▶ **Raw records**:
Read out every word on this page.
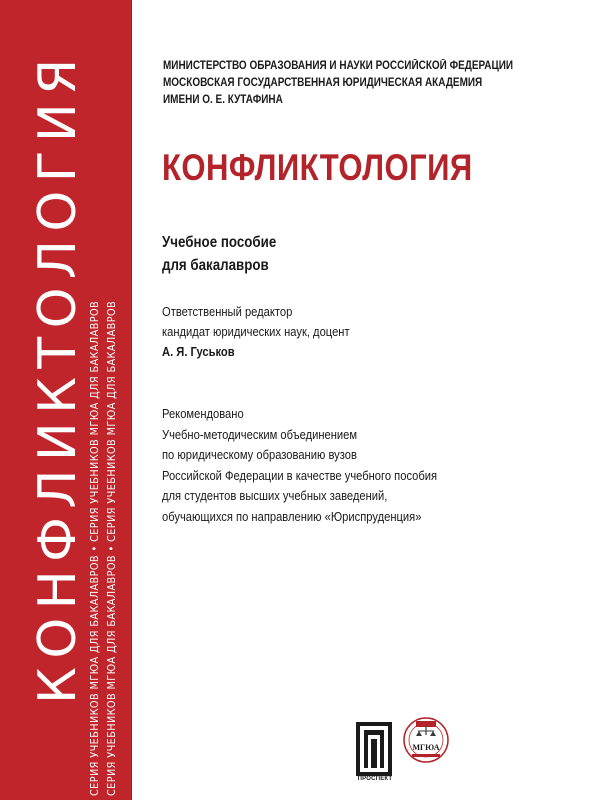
КОНФЛИКТОЛОГИЯ СЕРИЯ УЧЕБНИКОВ МГЮА ДЛЯ БАКАЛАВРОВ • СЕРИЯ УЧЕБНИКОВ МГЮА ДЛЯ БАКАЛАВРОВ СЕРИЯ УЧЕБНИКОВ МГЮА ДЛЯ БАКАЛАВРОВ • СЕРИЯ УЧЕБНИКОВ МГЮА ДЛЯ БАКАЛАВРОВ
МИНИСТЕРСТВО ОБРАЗОВАНИЯ И НАУКИ РОССИЙСКОЙ ФЕДЕРАЦИИ
МОСКОВСКАЯ ГОСУДАРСТВЕННАЯ ЮРИДИЧЕСКАЯ АКАДЕМИЯ
ИМЕНИ О. Е. КУТАФИНА
КОНФЛИКТОЛОГИЯ
Учебное пособие
для бакалавров
Ответственный редактор
кандидат юридических наук, доцент
А. Я. Гуськов
Рекомендовано
Учебно-методическим объединением
по юридическому образованию вузов
Российской Федерации в качестве учебного пособия
для студентов высших учебных заведений,
обучающихся по направлению «Юриспруденция»
ПРОСПЕКТ
МГЮА
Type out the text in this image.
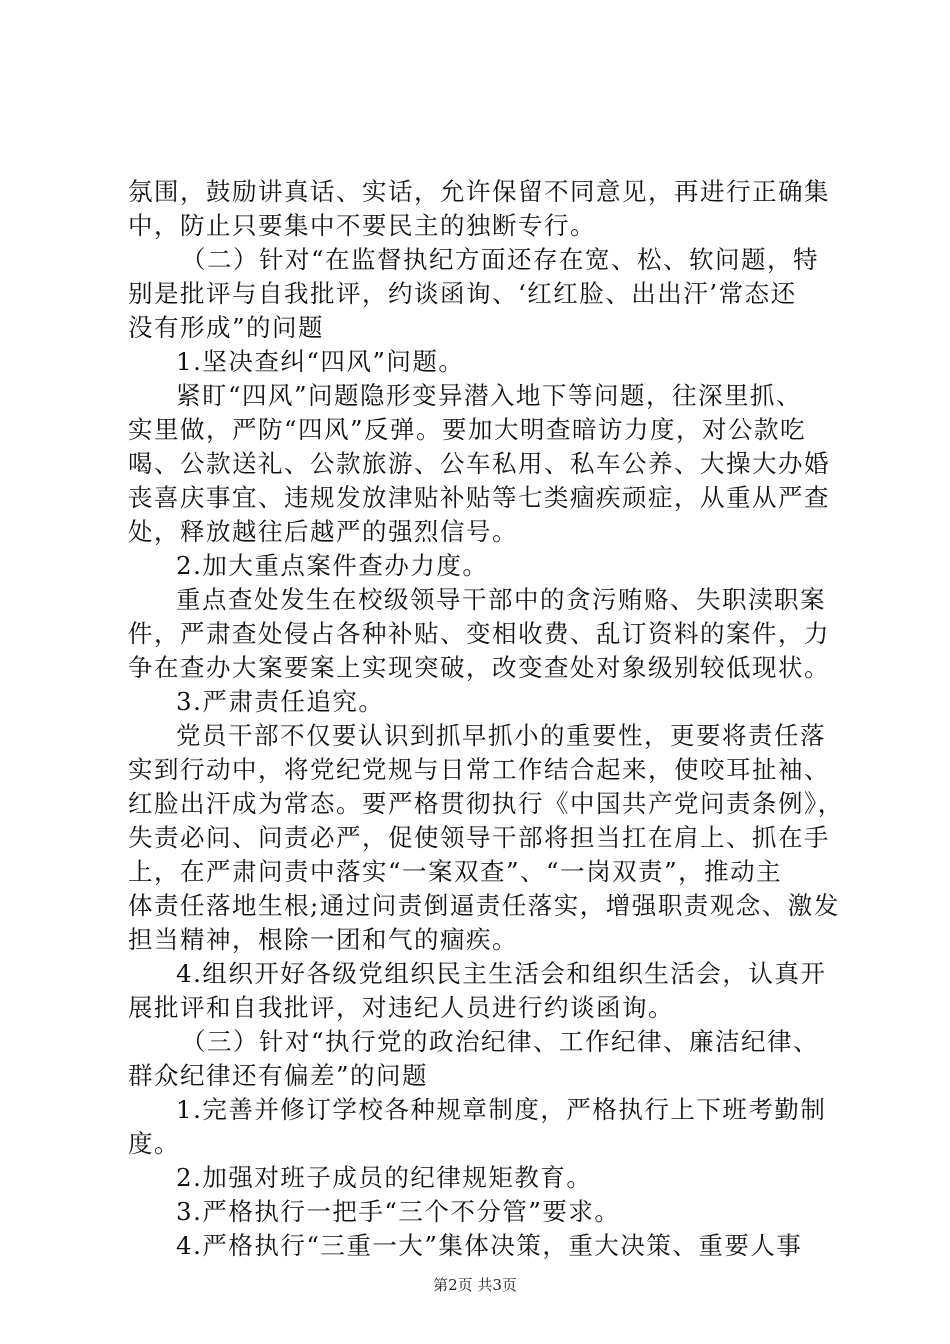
氛围，鼓励讲真话、实话，允许保留不同意见，再进行正确集
中，防止只要集中不要民主的独断专行。
（二）针对“在监督执纪方面还存在宽、松、软问题，特
别是批评与自我批评，约谈函询、‘红红脸、出出汗’常态还
没有形成”的问题
1.坚决查纠“四风”问题。
紧盯“四风”问题隐形变异潜入地下等问题，往深里抓、
实里做，严防“四风”反弹。要加大明查暗访力度，对公款吃
喝、公款送礼、公款旅游、公车私用、私车公养、大操大办婚
丧喜庆事宜、违规发放津贴补贴等七类痼疾顽症，从重从严查
处，释放越往后越严的强烈信号。
2.加大重点案件查办力度。
重点查处发生在校级领导干部中的贪污贿赂、失职渎职案
件，严肃查处侵占各种补贴、变相收费、乱订资料的案件，力
争在查办大案要案上实现突破，改变查处对象级别较低现状。
3.严肃责任追究。
党员干部不仅要认识到抓早抓小的重要性，更要将责任落
实到行动中，将党纪党规与日常工作结合起来，使咬耳扯袖、
红脸出汗成为常态。要严格贯彻执行《中国共产党问责条例》，
失责必问、问责必严，促使领导干部将担当扛在肩上、抓在手
上，在严肃问责中落实“一案双查”、“一岗双责”，推动主
体责任落地生根;通过问责倒逼责任落实，增强职责观念、激发
担当精神，根除一团和气的痼疾。
4.组织开好各级党组织民主生活会和组织生活会，认真开
展批评和自我批评，对违纪人员进行约谈函询。
（三）针对“执行党的政治纪律、工作纪律、廉洁纪律、
群众纪律还有偏差”的问题
1.完善并修订学校各种规章制度，严格执行上下班考勤制
度。
2.加强对班子成员的纪律规矩教育。
3.严格执行一把手“三个不分管”要求。
4.严格执行“三重一大”集体决策，重大决策、重要人事
第2页 共3页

▶ **Request**: Reproduce every line precisely as given, omitting all pictures.

▶ **Written response**:
Read out every word on this page.
КОНФЛИКТОЛОГИЯ СЕРИЯ УЧЕБНИКОВ МГЮА ДЛЯ БАКАЛАВРОВ • СЕРИЯ УЧЕБНИКОВ МГЮА ДЛЯ БАКАЛАВРОВ СЕРИЯ УЧЕБНИКОВ МГЮА ДЛЯ БАКАЛАВРОВ • СЕРИЯ УЧЕБНИКОВ МГЮА ДЛЯ БАКАЛАВРОВ
МИНИСТЕРСТВО ОБРАЗОВАНИЯ И НАУКИ РОССИЙСКОЙ ФЕДЕРАЦИИ
МОСКОВСКАЯ ГОСУДАРСТВЕННАЯ ЮРИДИЧЕСКАЯ АКАДЕМИЯ
ИМЕНИ О. Е. КУТАФИНА
КОНФЛИКТОЛОГИЯ
Учебное пособие
для бакалавров
Ответственный редактор
кандидат юридических наук, доцент
А. Я. Гуськов
Рекомендовано
Учебно-методическим объединением
по юридическому образованию вузов
Российской Федерации в качестве учебного пособия
для студентов высших учебных заведений,
обучающихся по направлению «Юриспруденция»
ПРОСПЕКТ
МГЮА
Type out the text in this image.
氛围，鼓励讲真话、实话，允许保留不同意见，再进行正确集
中，防止只要集中不要民主的独断专行。
（二）针对“在监督执纪方面还存在宽、松、软问题，特
别是批评与自我批评，约谈函询、‘红红脸、出出汗’常态还
没有形成”的问题
1.坚决查纠“四风”问题。
紧盯“四风”问题隐形变异潜入地下等问题，往深里抓、
实里做，严防“四风”反弹。要加大明查暗访力度，对公款吃
喝、公款送礼、公款旅游、公车私用、私车公养、大操大办婚
丧喜庆事宜、违规发放津贴补贴等七类痼疾顽症，从重从严查
处，释放越往后越严的强烈信号。
2.加大重点案件查办力度。
重点查处发生在校级领导干部中的贪污贿赂、失职渎职案
件，严肃查处侵占各种补贴、变相收费、乱订资料的案件，力
争在查办大案要案上实现突破，改变查处对象级别较低现状。
3.严肃责任追究。
党员干部不仅要认识到抓早抓小的重要性，更要将责任落
实到行动中，将党纪党规与日常工作结合起来，使咬耳扯袖、
红脸出汗成为常态。要严格贯彻执行《中国共产党问责条例》，
失责必问、问责必严，促使领导干部将担当扛在肩上、抓在手
上，在严肃问责中落实“一案双查”、“一岗双责”，推动主
体责任落地生根;通过问责倒逼责任落实，增强职责观念、激发
担当精神，根除一团和气的痼疾。
4.组织开好各级党组织民主生活会和组织生活会，认真开
展批评和自我批评，对违纪人员进行约谈函询。
（三）针对“执行党的政治纪律、工作纪律、廉洁纪律、
群众纪律还有偏差”的问题
1.完善并修订学校各种规章制度，严格执行上下班考勤制
度。
2.加强对班子成员的纪律规矩教育。
3.严格执行一把手“三个不分管”要求。
4.严格执行“三重一大”集体决策，重大决策、重要人事
第2页 共3页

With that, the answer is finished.